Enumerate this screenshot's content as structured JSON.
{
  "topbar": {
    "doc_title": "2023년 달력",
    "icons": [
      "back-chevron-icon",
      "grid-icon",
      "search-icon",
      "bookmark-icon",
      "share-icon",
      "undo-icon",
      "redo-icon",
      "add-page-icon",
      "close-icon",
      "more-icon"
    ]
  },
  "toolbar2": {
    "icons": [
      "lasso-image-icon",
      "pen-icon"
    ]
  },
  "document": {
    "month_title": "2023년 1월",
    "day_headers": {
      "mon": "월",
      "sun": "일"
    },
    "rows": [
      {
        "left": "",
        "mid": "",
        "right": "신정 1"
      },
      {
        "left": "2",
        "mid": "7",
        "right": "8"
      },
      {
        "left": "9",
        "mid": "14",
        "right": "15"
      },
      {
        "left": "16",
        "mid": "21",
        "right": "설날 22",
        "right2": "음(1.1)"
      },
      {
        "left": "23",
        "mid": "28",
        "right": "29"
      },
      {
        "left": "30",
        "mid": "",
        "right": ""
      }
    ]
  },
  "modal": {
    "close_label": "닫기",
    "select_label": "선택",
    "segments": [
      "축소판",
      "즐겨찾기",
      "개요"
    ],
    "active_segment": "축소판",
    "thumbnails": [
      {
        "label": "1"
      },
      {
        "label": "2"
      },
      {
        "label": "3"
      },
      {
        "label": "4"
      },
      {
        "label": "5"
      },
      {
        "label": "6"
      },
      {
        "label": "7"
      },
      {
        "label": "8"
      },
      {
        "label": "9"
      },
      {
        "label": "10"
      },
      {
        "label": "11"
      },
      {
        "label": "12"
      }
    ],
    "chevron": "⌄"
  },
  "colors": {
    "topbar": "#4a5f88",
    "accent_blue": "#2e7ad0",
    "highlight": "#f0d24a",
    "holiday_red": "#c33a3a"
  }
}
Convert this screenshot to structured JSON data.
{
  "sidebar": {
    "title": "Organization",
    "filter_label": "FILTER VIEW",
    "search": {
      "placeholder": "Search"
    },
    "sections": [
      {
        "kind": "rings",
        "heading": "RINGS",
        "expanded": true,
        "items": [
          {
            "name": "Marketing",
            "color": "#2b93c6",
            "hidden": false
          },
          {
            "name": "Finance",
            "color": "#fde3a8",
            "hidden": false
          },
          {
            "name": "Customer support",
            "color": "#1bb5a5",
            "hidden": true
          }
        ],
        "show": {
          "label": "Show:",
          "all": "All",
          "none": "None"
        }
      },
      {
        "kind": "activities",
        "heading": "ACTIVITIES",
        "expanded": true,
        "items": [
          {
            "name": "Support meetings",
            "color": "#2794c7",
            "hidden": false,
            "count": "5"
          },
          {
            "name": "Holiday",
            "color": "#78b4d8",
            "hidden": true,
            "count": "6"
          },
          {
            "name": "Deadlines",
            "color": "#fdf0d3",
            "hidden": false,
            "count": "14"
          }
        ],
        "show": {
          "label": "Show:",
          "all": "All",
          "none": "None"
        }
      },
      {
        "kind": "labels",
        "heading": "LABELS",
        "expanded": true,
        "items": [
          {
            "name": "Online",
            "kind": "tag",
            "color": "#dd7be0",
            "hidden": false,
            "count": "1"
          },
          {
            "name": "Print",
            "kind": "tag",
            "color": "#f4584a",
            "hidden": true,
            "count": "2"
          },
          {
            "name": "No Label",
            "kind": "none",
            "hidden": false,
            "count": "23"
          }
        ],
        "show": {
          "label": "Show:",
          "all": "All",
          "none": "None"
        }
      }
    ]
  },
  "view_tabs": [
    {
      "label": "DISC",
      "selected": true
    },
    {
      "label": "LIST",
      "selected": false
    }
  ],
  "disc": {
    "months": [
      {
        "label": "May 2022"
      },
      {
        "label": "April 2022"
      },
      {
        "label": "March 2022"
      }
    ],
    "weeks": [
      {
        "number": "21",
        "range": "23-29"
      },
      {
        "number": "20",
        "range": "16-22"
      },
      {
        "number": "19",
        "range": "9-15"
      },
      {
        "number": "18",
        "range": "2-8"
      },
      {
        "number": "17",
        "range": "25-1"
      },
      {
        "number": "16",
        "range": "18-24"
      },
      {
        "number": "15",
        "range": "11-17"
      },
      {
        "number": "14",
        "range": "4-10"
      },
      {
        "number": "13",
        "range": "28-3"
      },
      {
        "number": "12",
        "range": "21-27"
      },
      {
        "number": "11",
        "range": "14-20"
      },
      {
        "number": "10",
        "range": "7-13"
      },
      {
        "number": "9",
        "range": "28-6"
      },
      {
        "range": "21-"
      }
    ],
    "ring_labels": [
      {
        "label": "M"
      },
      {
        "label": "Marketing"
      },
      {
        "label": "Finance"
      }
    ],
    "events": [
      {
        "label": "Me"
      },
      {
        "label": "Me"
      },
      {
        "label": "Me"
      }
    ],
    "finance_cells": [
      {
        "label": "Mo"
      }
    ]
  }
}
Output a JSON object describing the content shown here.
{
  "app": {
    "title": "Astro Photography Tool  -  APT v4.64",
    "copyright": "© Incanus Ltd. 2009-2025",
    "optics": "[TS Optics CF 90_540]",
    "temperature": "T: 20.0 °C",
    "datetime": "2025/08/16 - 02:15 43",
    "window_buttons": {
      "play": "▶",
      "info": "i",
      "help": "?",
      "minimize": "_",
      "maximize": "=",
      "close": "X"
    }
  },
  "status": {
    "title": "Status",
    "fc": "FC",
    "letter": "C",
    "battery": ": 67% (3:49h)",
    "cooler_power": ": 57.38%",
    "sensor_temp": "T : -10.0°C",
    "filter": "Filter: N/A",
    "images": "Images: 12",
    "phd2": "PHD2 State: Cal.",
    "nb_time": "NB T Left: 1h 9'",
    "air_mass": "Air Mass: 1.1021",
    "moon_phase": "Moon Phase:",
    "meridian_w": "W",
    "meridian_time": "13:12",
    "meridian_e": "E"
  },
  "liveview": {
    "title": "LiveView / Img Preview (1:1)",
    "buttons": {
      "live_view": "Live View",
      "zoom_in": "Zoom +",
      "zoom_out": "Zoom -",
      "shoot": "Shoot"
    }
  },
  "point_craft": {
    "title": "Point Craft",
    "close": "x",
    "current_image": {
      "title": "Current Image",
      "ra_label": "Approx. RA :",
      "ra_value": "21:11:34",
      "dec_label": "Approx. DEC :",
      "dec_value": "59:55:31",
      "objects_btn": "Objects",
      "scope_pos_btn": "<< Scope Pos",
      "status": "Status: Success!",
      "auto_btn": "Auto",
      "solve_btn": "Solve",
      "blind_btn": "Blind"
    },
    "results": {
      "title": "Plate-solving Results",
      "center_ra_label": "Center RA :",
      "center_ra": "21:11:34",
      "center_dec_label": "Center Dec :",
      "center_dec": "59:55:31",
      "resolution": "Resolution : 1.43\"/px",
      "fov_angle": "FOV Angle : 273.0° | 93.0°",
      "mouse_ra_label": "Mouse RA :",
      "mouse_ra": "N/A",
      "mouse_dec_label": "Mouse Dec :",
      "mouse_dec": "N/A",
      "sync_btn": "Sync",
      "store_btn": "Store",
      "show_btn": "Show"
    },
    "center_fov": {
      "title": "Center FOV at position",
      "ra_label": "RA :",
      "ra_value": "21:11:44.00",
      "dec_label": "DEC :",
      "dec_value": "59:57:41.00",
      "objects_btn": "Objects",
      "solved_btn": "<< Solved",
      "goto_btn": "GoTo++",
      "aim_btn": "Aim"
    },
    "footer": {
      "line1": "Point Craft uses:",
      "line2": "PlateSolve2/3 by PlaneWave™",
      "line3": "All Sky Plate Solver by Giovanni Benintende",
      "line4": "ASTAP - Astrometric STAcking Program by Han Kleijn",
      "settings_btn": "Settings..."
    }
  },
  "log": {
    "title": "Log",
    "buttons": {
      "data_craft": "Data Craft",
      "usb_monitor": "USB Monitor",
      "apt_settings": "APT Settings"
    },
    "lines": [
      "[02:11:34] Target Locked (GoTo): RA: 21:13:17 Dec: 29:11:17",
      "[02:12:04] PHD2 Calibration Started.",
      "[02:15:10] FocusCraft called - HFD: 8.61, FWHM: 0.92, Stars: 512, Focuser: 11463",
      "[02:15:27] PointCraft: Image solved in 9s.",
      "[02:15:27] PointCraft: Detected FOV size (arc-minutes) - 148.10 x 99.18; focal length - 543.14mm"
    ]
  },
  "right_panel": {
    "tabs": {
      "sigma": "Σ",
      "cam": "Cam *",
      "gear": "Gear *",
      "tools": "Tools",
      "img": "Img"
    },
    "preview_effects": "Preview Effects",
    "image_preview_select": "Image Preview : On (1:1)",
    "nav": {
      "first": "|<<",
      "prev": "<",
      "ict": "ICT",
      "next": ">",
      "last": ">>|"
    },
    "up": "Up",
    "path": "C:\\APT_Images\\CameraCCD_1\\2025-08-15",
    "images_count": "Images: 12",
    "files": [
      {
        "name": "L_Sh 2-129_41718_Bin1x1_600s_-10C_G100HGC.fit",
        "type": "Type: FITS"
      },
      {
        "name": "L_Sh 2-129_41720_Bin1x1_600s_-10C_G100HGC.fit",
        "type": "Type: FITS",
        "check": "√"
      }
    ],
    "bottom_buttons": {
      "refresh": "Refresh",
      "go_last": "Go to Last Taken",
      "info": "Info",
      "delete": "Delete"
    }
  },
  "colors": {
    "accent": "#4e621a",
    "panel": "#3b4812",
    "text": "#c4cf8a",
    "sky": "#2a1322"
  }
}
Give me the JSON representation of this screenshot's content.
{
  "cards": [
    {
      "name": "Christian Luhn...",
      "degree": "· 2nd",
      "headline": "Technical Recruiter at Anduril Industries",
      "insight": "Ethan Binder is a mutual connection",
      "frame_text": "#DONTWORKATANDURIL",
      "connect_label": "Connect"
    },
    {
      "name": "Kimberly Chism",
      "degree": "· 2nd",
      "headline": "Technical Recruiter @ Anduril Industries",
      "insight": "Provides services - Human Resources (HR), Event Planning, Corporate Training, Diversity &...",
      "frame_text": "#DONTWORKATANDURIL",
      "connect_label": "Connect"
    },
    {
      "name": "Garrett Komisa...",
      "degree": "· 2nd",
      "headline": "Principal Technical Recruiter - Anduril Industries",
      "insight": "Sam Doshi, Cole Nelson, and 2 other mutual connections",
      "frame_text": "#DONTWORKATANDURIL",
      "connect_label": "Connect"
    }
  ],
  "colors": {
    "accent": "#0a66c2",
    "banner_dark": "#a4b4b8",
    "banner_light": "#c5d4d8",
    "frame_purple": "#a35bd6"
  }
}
- - - - -
Scan the listing above. Collect all lines with the word "Preview".

    "title": "LiveView / Img Preview (1:1)",
    "preview_effects": "Preview Effects",
    "image_preview_select": "Image Preview : On (1:1)",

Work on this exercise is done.